Look below and pull out each line with the word "marker".

################

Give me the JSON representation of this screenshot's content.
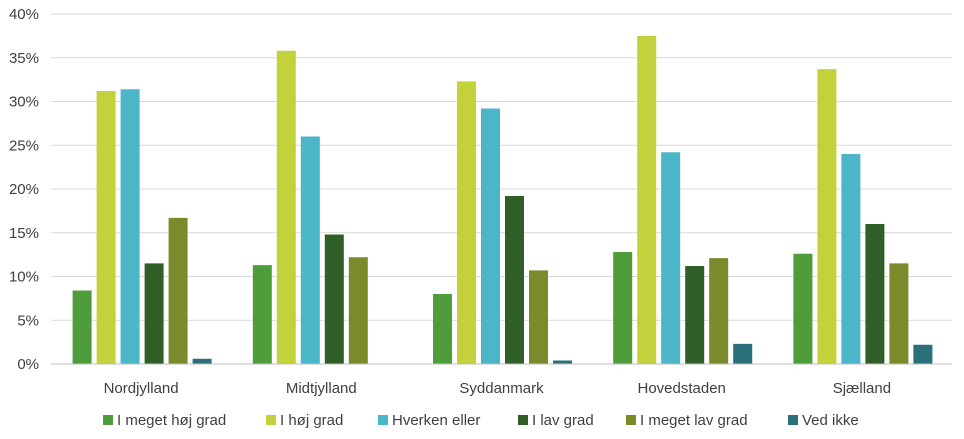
{
  "chart_data": {
    "type": "bar",
    "title": "",
    "xlabel": "",
    "ylabel": "",
    "ylim": [
      0,
      40
    ],
    "y_ticks": [
      "0%",
      "5%",
      "10%",
      "15%",
      "20%",
      "25%",
      "30%",
      "35%",
      "40%"
    ],
    "grid": true,
    "legend_position": "bottom",
    "categories": [
      "Nordjylland",
      "Midtjylland",
      "Syddanmark",
      "Hovedstaden",
      "Sjælland"
    ],
    "series": [
      {
        "name": "I meget høj grad",
        "color": "#4f9d3a",
        "values": [
          8.4,
          11.3,
          8.0,
          12.8,
          12.6
        ]
      },
      {
        "name": "I høj grad",
        "color": "#c3d23a",
        "values": [
          31.2,
          35.8,
          32.3,
          37.5,
          33.7
        ]
      },
      {
        "name": "Hverken eller",
        "color": "#4bb6c8",
        "values": [
          31.4,
          26.0,
          29.2,
          24.2,
          24.0
        ]
      },
      {
        "name": "I lav grad",
        "color": "#2f5f26",
        "values": [
          11.5,
          14.8,
          19.2,
          11.2,
          16.0
        ]
      },
      {
        "name": "I meget lav grad",
        "color": "#7b8a2a",
        "values": [
          16.7,
          12.2,
          10.7,
          12.1,
          11.5
        ]
      },
      {
        "name": "Ved ikke",
        "color": "#2b6f7a",
        "values": [
          0.6,
          0.0,
          0.4,
          2.3,
          2.2
        ]
      }
    ]
  }
}
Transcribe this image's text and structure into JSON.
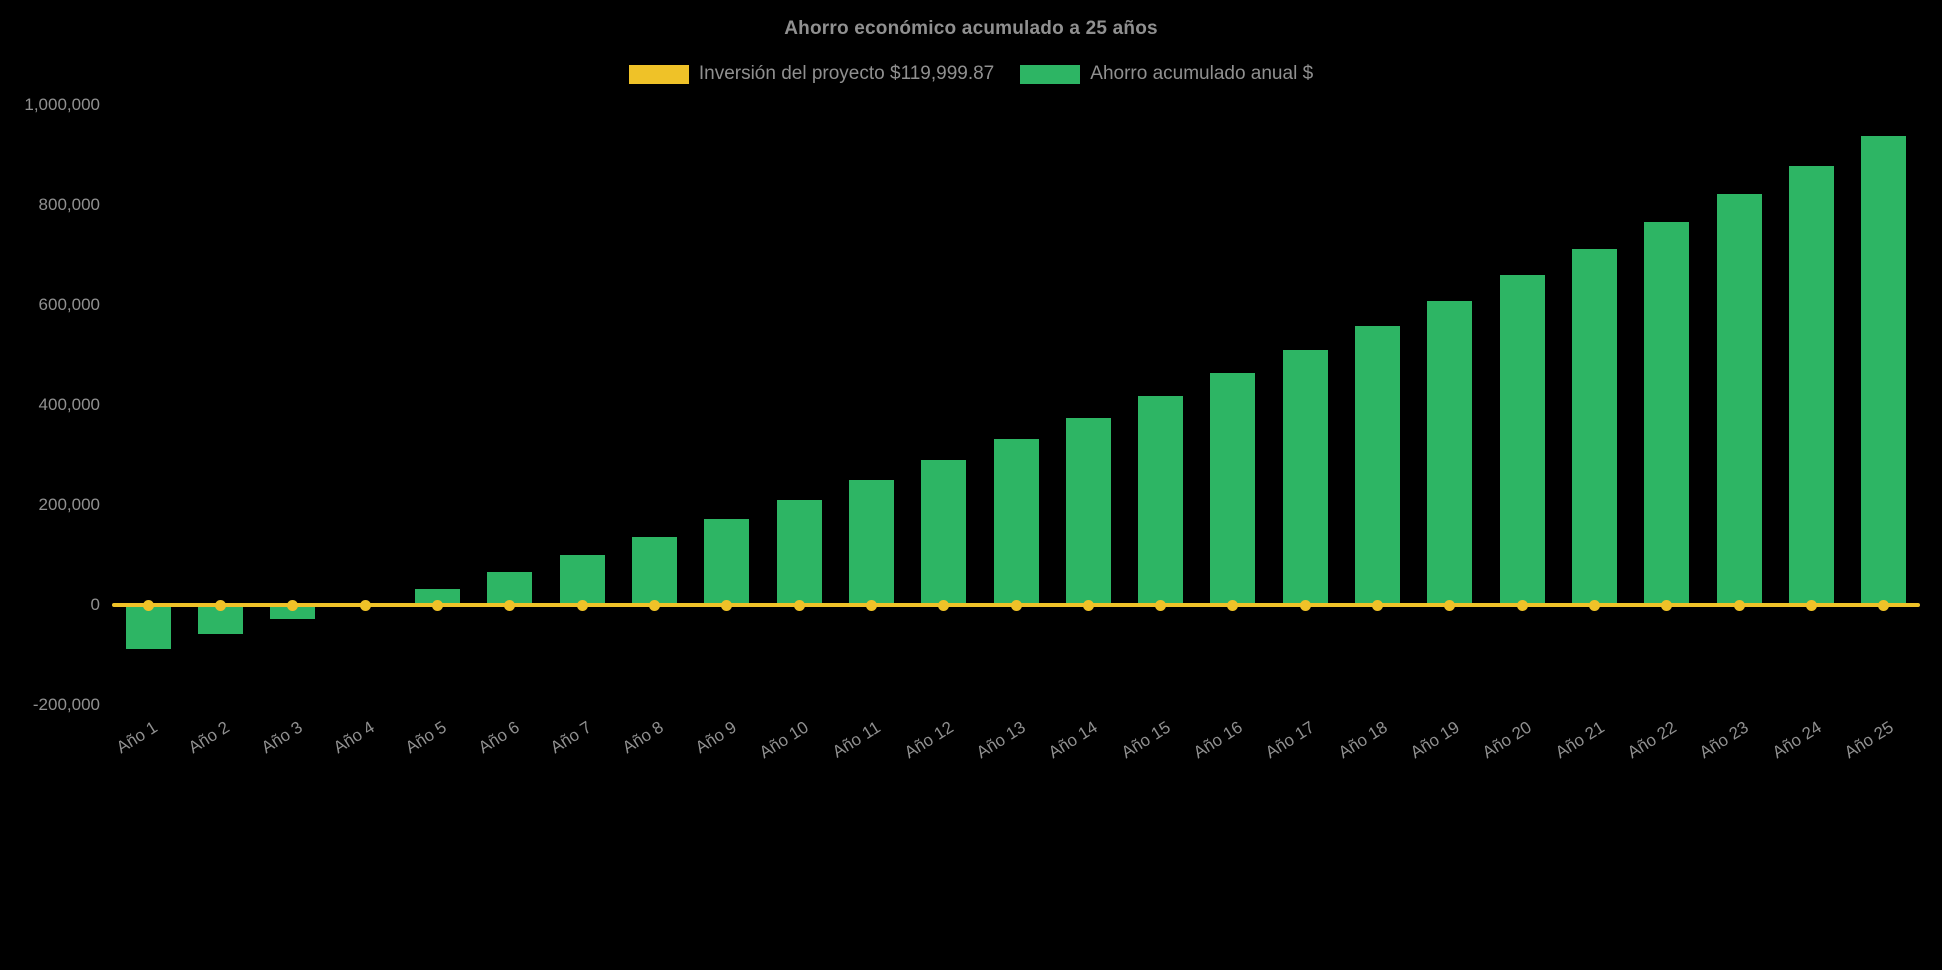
{
  "chart_data": {
    "type": "bar",
    "title": "Ahorro económico acumulado a 25 años",
    "background": "#000000",
    "text_color": "#909090",
    "grid": false,
    "legend_position": "top",
    "categories": [
      "Año 1",
      "Año 2",
      "Año 3",
      "Año 4",
      "Año 5",
      "Año 6",
      "Año 7",
      "Año 8",
      "Año 9",
      "Año 10",
      "Año 11",
      "Año 12",
      "Año 13",
      "Año 14",
      "Año 15",
      "Año 16",
      "Año 17",
      "Año 18",
      "Año 19",
      "Año 20",
      "Año 21",
      "Año 22",
      "Año 23",
      "Año 24",
      "Año 25"
    ],
    "series": [
      {
        "name": "Inversión del proyecto $119,999.87",
        "type": "line",
        "color": "#efc228",
        "investment_value": 119999.87,
        "values": [
          0,
          0,
          0,
          0,
          0,
          0,
          0,
          0,
          0,
          0,
          0,
          0,
          0,
          0,
          0,
          0,
          0,
          0,
          0,
          0,
          0,
          0,
          0,
          0,
          0
        ]
      },
      {
        "name": "Ahorro acumulado anual $",
        "type": "bar",
        "color": "#2db564",
        "values": [
          -88000,
          -58000,
          -28000,
          2000,
          33000,
          66000,
          100000,
          136000,
          173000,
          211000,
          250000,
          290000,
          332000,
          375000,
          419000,
          464000,
          511000,
          559000,
          609000,
          660000,
          713000,
          767000,
          822000,
          879000,
          938000
        ]
      }
    ],
    "ylim": [
      -200000,
      1000000
    ],
    "ytick_interval": 200000,
    "ytick_labels": [
      "1,000,000",
      "800,000",
      "600,000",
      "400,000",
      "200,000",
      "0",
      "-200,000"
    ]
  }
}
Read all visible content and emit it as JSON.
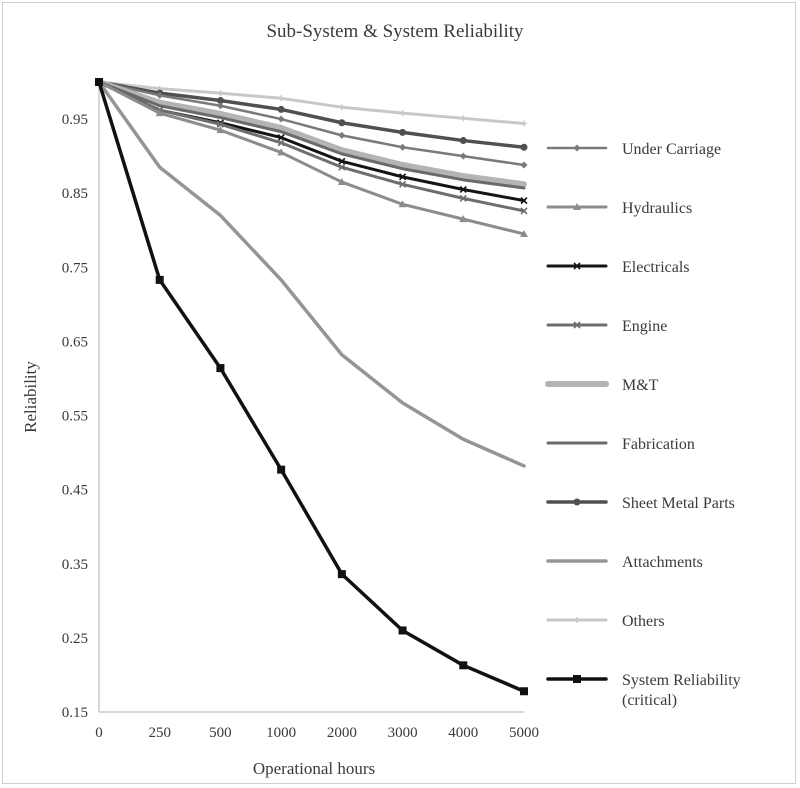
{
  "chart_data": {
    "type": "line",
    "title": "Sub-System & System Reliability",
    "xlabel": "Operational hours",
    "ylabel": "Reliability",
    "categories": [
      "0",
      "250",
      "500",
      "1000",
      "2000",
      "3000",
      "4000",
      "5000"
    ],
    "ylim": [
      0.15,
      1.0
    ],
    "yticks": [
      0.15,
      0.25,
      0.35,
      0.45,
      0.55,
      0.65,
      0.75,
      0.85,
      0.95
    ],
    "grid": false,
    "legend_position": "right",
    "series": [
      {
        "name": "Under Carriage",
        "color": "#7a7a7a",
        "width": 2.5,
        "marker": "diamond",
        "values": [
          1.0,
          0.982,
          0.968,
          0.95,
          0.928,
          0.912,
          0.9,
          0.888
        ]
      },
      {
        "name": "Hydraulics",
        "color": "#8c8c8c",
        "width": 3,
        "marker": "triangle",
        "values": [
          1.0,
          0.958,
          0.935,
          0.905,
          0.865,
          0.835,
          0.815,
          0.795
        ]
      },
      {
        "name": "Electricals",
        "color": "#141414",
        "width": 3,
        "marker": "x",
        "values": [
          1.0,
          0.962,
          0.945,
          0.925,
          0.893,
          0.872,
          0.855,
          0.84
        ]
      },
      {
        "name": "Engine",
        "color": "#6e6e6e",
        "width": 3,
        "marker": "x",
        "values": [
          1.0,
          0.962,
          0.943,
          0.918,
          0.885,
          0.862,
          0.843,
          0.826
        ]
      },
      {
        "name": "M&T",
        "color": "#b4b4b4",
        "width": 6,
        "marker": "none",
        "values": [
          1.0,
          0.972,
          0.957,
          0.938,
          0.908,
          0.888,
          0.873,
          0.862
        ]
      },
      {
        "name": "Fabrication",
        "color": "#6a6a6a",
        "width": 3,
        "marker": "none",
        "values": [
          1.0,
          0.968,
          0.952,
          0.933,
          0.903,
          0.883,
          0.868,
          0.857
        ]
      },
      {
        "name": "Sheet Metal Parts",
        "color": "#505050",
        "width": 3.5,
        "marker": "circle",
        "values": [
          1.0,
          0.985,
          0.975,
          0.963,
          0.945,
          0.932,
          0.921,
          0.912
        ]
      },
      {
        "name": "Attachments",
        "color": "#959595",
        "width": 3.5,
        "marker": "none",
        "values": [
          1.0,
          0.885,
          0.82,
          0.733,
          0.632,
          0.567,
          0.518,
          0.482
        ]
      },
      {
        "name": "Others",
        "color": "#c8c8c8",
        "width": 3,
        "marker": "plus",
        "values": [
          1.0,
          0.991,
          0.985,
          0.978,
          0.966,
          0.958,
          0.951,
          0.944
        ]
      },
      {
        "name": "System Reliability (critical)",
        "color": "#111111",
        "width": 3.5,
        "marker": "square",
        "values": [
          1.0,
          0.733,
          0.614,
          0.477,
          0.336,
          0.26,
          0.213,
          0.178
        ]
      }
    ]
  }
}
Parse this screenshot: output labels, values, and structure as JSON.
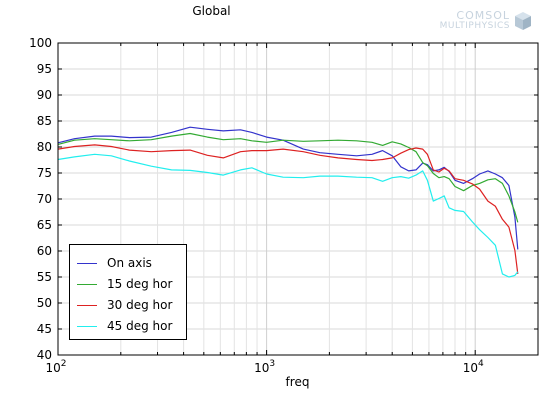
{
  "chart_data": {
    "type": "line",
    "title": "Global",
    "xlabel": "freq",
    "ylabel": "",
    "xscale": "log",
    "xlim": [
      100,
      20000
    ],
    "ylim": [
      40,
      100
    ],
    "yticks": [
      40,
      45,
      50,
      55,
      60,
      65,
      70,
      75,
      80,
      85,
      90,
      95,
      100
    ],
    "xtick_labels": [
      {
        "base": "10",
        "exp": "2"
      },
      {
        "base": "10",
        "exp": "3"
      },
      {
        "base": "10",
        "exp": "4"
      }
    ],
    "grid": true,
    "legend_position": "bottom-left",
    "series": [
      {
        "name": "On axis",
        "color": "#3333cc",
        "x": [
          100,
          120,
          150,
          180,
          220,
          280,
          350,
          430,
          520,
          620,
          750,
          850,
          1000,
          1200,
          1500,
          1800,
          2200,
          2700,
          3200,
          3600,
          4000,
          4400,
          4800,
          5200,
          5600,
          5900,
          6300,
          6700,
          7100,
          7500,
          8000,
          8800,
          9700,
          10500,
          11500,
          12500,
          13500,
          14500,
          15500,
          16000
        ],
        "y": [
          80.8,
          81.6,
          82.1,
          82.1,
          81.8,
          81.9,
          82.8,
          83.8,
          83.4,
          83.1,
          83.3,
          82.8,
          81.9,
          81.3,
          79.6,
          78.9,
          78.6,
          78.3,
          78.6,
          79.3,
          78.3,
          76.2,
          75.4,
          75.6,
          76.9,
          76.6,
          75.4,
          75.6,
          76.1,
          75.3,
          73.6,
          73.0,
          73.9,
          74.8,
          75.4,
          74.8,
          74.1,
          72.6,
          66.5,
          60.3
        ]
      },
      {
        "name": "15 deg hor",
        "color": "#33aa33",
        "x": [
          100,
          120,
          150,
          180,
          220,
          280,
          350,
          430,
          520,
          620,
          750,
          850,
          1000,
          1200,
          1500,
          1800,
          2200,
          2700,
          3200,
          3600,
          4000,
          4400,
          4800,
          5200,
          5600,
          5900,
          6300,
          6700,
          7100,
          7500,
          8000,
          8800,
          9700,
          10500,
          11500,
          12500,
          13500,
          14500,
          15500,
          16000
        ],
        "y": [
          80.5,
          81.3,
          81.6,
          81.4,
          81.2,
          81.4,
          82.1,
          82.6,
          81.9,
          81.4,
          81.6,
          81.2,
          80.9,
          81.3,
          81.1,
          81.2,
          81.3,
          81.2,
          80.9,
          80.3,
          81.0,
          80.6,
          79.9,
          79.1,
          77.0,
          76.4,
          74.9,
          74.1,
          74.3,
          73.9,
          72.4,
          71.6,
          72.6,
          73.0,
          73.7,
          73.9,
          73.0,
          70.6,
          67.5,
          65.5
        ]
      },
      {
        "name": "30 deg hor",
        "color": "#dd2222",
        "x": [
          100,
          120,
          150,
          180,
          220,
          280,
          350,
          430,
          520,
          620,
          750,
          850,
          1000,
          1200,
          1500,
          1800,
          2200,
          2700,
          3200,
          3600,
          4000,
          4400,
          4800,
          5200,
          5600,
          5900,
          6300,
          6700,
          7100,
          7500,
          8000,
          8800,
          9700,
          10500,
          11500,
          12500,
          13500,
          14500,
          15500,
          16000
        ],
        "y": [
          79.6,
          80.1,
          80.4,
          80.1,
          79.4,
          79.1,
          79.3,
          79.4,
          78.4,
          77.9,
          79.1,
          79.3,
          79.3,
          79.6,
          79.1,
          78.4,
          77.9,
          77.6,
          77.4,
          77.6,
          77.9,
          78.8,
          79.5,
          79.8,
          79.6,
          78.6,
          75.6,
          75.2,
          75.9,
          75.4,
          73.9,
          73.6,
          72.9,
          71.9,
          69.6,
          68.6,
          66.1,
          64.6,
          60.1,
          55.6
        ]
      },
      {
        "name": "45 deg hor",
        "color": "#22eeee",
        "x": [
          100,
          120,
          150,
          180,
          220,
          280,
          350,
          430,
          520,
          620,
          750,
          850,
          1000,
          1200,
          1500,
          1800,
          2200,
          2700,
          3200,
          3600,
          4000,
          4400,
          4800,
          5200,
          5600,
          5900,
          6300,
          6700,
          7100,
          7500,
          8000,
          8800,
          9700,
          10500,
          11500,
          12500,
          13500,
          14500,
          15500,
          16000
        ],
        "y": [
          77.6,
          78.1,
          78.6,
          78.3,
          77.3,
          76.3,
          75.6,
          75.5,
          75.1,
          74.6,
          75.6,
          76.0,
          74.8,
          74.2,
          74.1,
          74.4,
          74.4,
          74.2,
          74.1,
          73.4,
          74.1,
          74.3,
          74.0,
          74.6,
          75.4,
          73.6,
          69.6,
          70.1,
          70.6,
          68.3,
          67.8,
          67.6,
          65.6,
          64.1,
          62.6,
          61.1,
          55.6,
          55.0,
          55.3,
          56.0
        ]
      }
    ]
  },
  "logo": {
    "line1": "COMSOL",
    "line2": "MULTIPHYSICS"
  }
}
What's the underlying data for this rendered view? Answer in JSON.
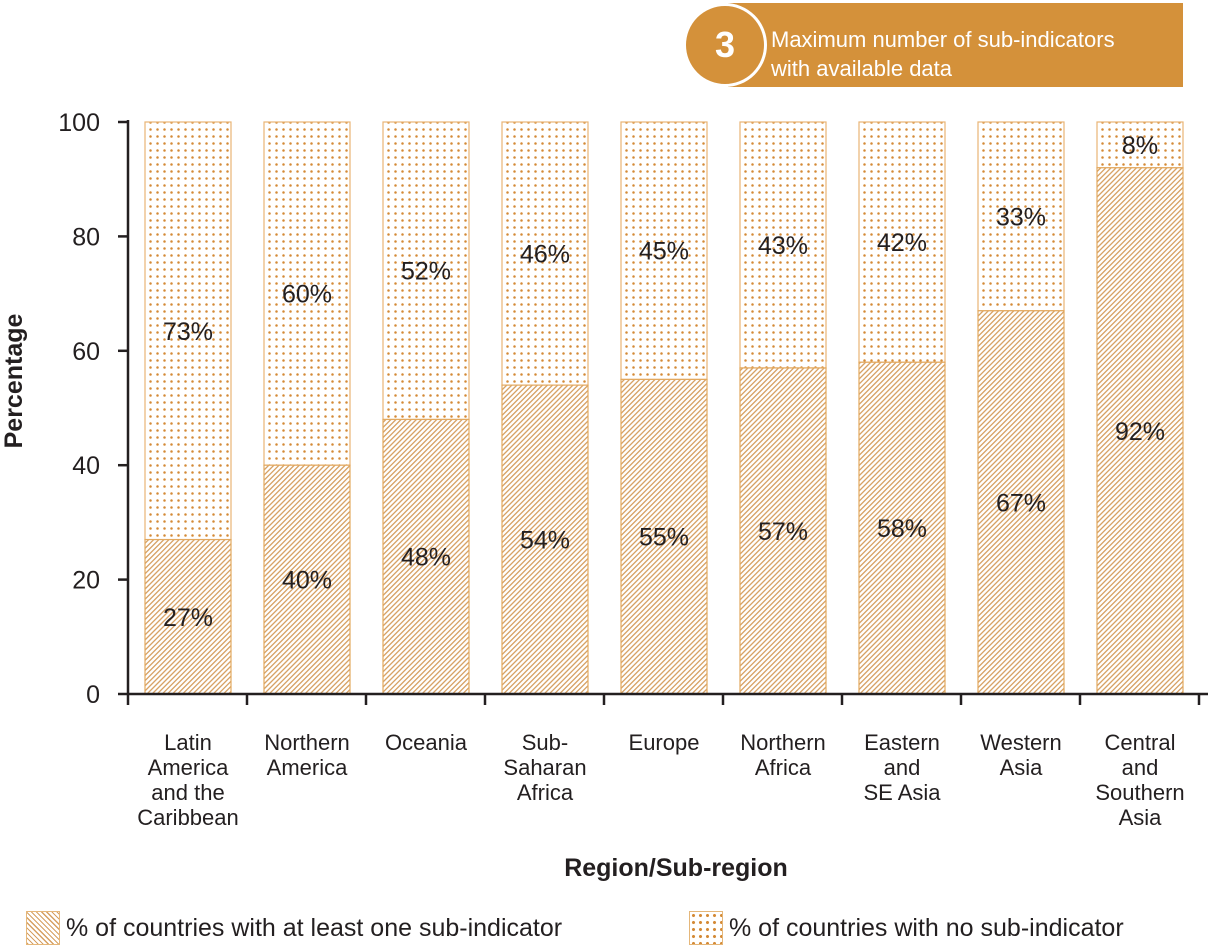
{
  "badge": {
    "number": "3",
    "line1": "Maximum number of sub-indicators",
    "line2": "with available data"
  },
  "colors": {
    "accent": "#d4913a",
    "hatch": "#d6a062",
    "dots": "#d48a36",
    "text": "#231f20"
  },
  "chart_data": {
    "type": "bar",
    "stacked": true,
    "ylabel": "Percentage",
    "xlabel": "Region/Sub-region",
    "ylim": [
      0,
      100
    ],
    "yticks": [
      "0",
      "20",
      "40",
      "60",
      "80",
      "100"
    ],
    "categories": [
      [
        "Latin",
        "America",
        "and the",
        "Caribbean"
      ],
      [
        "Northern",
        "America"
      ],
      [
        "Oceania"
      ],
      [
        "Sub-",
        "Saharan",
        "Africa"
      ],
      [
        "Europe"
      ],
      [
        "Northern",
        "Africa"
      ],
      [
        "Eastern",
        "and",
        "SE Asia"
      ],
      [
        "Western",
        "Asia"
      ],
      [
        "Central",
        "and",
        "Southern",
        "Asia"
      ]
    ],
    "series": [
      {
        "name": "% of countries with at least one sub-indicator",
        "values": [
          27,
          40,
          48,
          54,
          55,
          57,
          58,
          67,
          92
        ],
        "labels": [
          "27%",
          "40%",
          "48%",
          "54%",
          "55%",
          "57%",
          "58%",
          "67%",
          "92%"
        ]
      },
      {
        "name": "% of countries with no sub-indicator",
        "values": [
          73,
          60,
          52,
          46,
          45,
          43,
          42,
          33,
          8
        ],
        "labels": [
          "73%",
          "60%",
          "52%",
          "46%",
          "45%",
          "43%",
          "42%",
          "33%",
          "8%"
        ]
      }
    ],
    "grid": false,
    "legend": "bottom"
  }
}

################

• [Answer to the problem]:
        "marker": "diamond",
        "marker": "triangle",
        "marker": "x",
        "marker": "x",
        "marker": "none",
        "marker": "none",
        "marker": "circle",
        "marker": "none",
        "marker": "plus",
        "marker": "square",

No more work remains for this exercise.